(Stored records)
════════

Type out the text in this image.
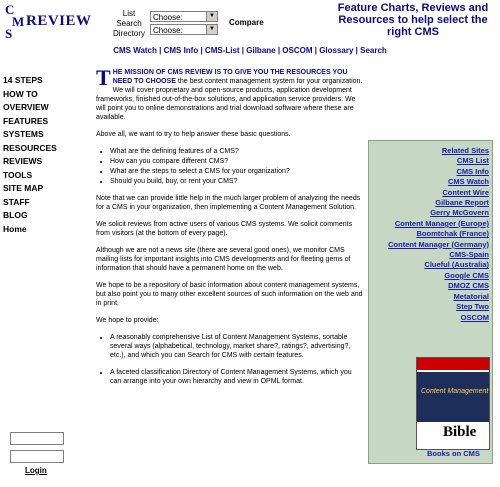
C
M
S
REVIEW	List Search Directory
Choose:	▼
Choose:	▼
Compare
Feature Charts, Reviews and Resources to help select the right CMS
CMS Watch | CMS Info | CMS-List | Gilbane | OSCOM | Glossary | Search
14 STEPS
HOW TO
OVERVIEW
FEATURES
SYSTEMS
RESOURCES
REVIEWS
TOOLS
SITE MAP
STAFF
BLOG
Home
Login

T HE MISSION OF CMS REVIEW IS TO GIVE YOU THE RESOURCES YOU NEED TO CHOOSE the best content management system for your organization. We will cover proprietary and open-source products, application development frameworks, finished out-of-the-box solutions, and application service providers. We will point you to online demonstrations and trial download software where these are available.

Above all, we want to try to help answer these basic questions.

• What are the defining features of a CMS?
• How can you compare different CMS?
• What are the steps to select a CMS for your organization?
• Should you build, buy, or rent your CMS?

Note that we can provide little help in the much larger problem of analyzing the needs for a CMS in your organization, then implementing a Content Management Solution.

We solicit reviews from active users of various CMS systems. We solicit comments from visitors (at the bottom of every page).

Although we are not a news site (there are several good ones), we monitor CMS mailing lists for important insights into CMS developments and for fleeting gems of information that should have a permanent home on the web.

We hope to be a repository of basic information about content management systems, but also point you to many other excellent sources of such information on the web and in print.

We hope to provide:

• A reasonably comprehensive List of Content Management Systems, sortable several ways (alphabetical, technology, market share?, ratings?, advertising?, etc.), and which you can Search for CMS with certain features.
• A faceted classification Directory of Content Management Systems, which you can arrange into your own hierarchy and view in OPML format.
Related Sites
CMS List
CMS Info
CMS Watch
Content Wire
Gilbane Report
Gerry McGovern
Content Manager (Europe)
Boomtchak (France)
Content Manager (Germany)
CMS-Spain
Clueful (Australia)
Google CMS
DMOZ CMS
Metatorial
Step Two
OSCOM
Content Management
Bible
Books on CMS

════════

Task details. From the records given above, copy all lines containing "What".

Full answer.
• What are the defining features of a CMS?
• What are the steps to select a CMS for your organization?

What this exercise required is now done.